# RECORD EXTRACTS
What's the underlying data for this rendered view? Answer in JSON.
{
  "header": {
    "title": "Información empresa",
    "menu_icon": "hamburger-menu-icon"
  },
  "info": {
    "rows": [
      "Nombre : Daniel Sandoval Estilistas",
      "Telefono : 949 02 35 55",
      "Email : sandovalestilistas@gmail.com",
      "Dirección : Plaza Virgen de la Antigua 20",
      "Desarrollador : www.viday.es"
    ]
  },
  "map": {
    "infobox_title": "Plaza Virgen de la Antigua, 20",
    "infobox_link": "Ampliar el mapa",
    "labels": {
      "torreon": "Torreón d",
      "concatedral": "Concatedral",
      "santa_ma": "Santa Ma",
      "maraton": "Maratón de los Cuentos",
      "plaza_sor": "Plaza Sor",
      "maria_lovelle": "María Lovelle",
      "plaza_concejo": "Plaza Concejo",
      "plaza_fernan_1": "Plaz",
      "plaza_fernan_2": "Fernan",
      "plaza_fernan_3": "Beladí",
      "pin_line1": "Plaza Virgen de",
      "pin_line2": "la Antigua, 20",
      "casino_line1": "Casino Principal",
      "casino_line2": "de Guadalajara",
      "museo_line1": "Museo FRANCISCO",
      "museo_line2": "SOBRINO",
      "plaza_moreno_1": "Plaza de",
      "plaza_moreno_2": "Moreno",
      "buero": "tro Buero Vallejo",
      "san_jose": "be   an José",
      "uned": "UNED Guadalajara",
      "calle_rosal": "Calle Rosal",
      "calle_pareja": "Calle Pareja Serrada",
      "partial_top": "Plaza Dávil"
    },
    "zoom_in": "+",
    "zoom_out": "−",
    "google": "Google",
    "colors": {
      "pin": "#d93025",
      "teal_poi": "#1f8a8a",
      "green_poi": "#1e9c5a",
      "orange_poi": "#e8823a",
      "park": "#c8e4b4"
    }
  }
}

# STATED EXERCISE
Reproduce the entries above exactly.

# CORRECT ANSWER
What's the underlying data for this rendered view? Answer in JSON.
{
  "header": {
    "title": "Información empresa",
    "menu_icon": "hamburger-menu-icon"
  },
  "info": {
    "rows": [
      "Nombre : Daniel Sandoval Estilistas",
      "Telefono : 949 02 35 55",
      "Email : sandovalestilistas@gmail.com",
      "Dirección : Plaza Virgen de la Antigua 20",
      "Desarrollador : www.viday.es"
    ]
  },
  "map": {
    "infobox_title": "Plaza Virgen de la Antigua, 20",
    "infobox_link": "Ampliar el mapa",
    "labels": {
      "torreon": "Torreón d",
      "concatedral": "Concatedral",
      "santa_ma": "Santa Ma",
      "maraton": "Maratón de los Cuentos",
      "plaza_sor": "Plaza Sor",
      "maria_lovelle": "María Lovelle",
      "plaza_concejo": "Plaza Concejo",
      "plaza_fernan_1": "Plaz",
      "plaza_fernan_2": "Fernan",
      "plaza_fernan_3": "Beladí",
      "pin_line1": "Plaza Virgen de",
      "pin_line2": "la Antigua, 20",
      "casino_line1": "Casino Principal",
      "casino_line2": "de Guadalajara",
      "museo_line1": "Museo FRANCISCO",
      "museo_line2": "SOBRINO",
      "plaza_moreno_1": "Plaza de",
      "plaza_moreno_2": "Moreno",
      "buero": "tro Buero Vallejo",
      "san_jose": "be   an José",
      "uned": "UNED Guadalajara",
      "calle_rosal": "Calle Rosal",
      "calle_pareja": "Calle Pareja Serrada",
      "partial_top": "Plaza Dávil"
    },
    "zoom_in": "+",
    "zoom_out": "−",
    "google": "Google",
    "colors": {
      "pin": "#d93025",
      "teal_poi": "#1f8a8a",
      "green_poi": "#1e9c5a",
      "orange_poi": "#e8823a",
      "park": "#c8e4b4"
    }
  }
}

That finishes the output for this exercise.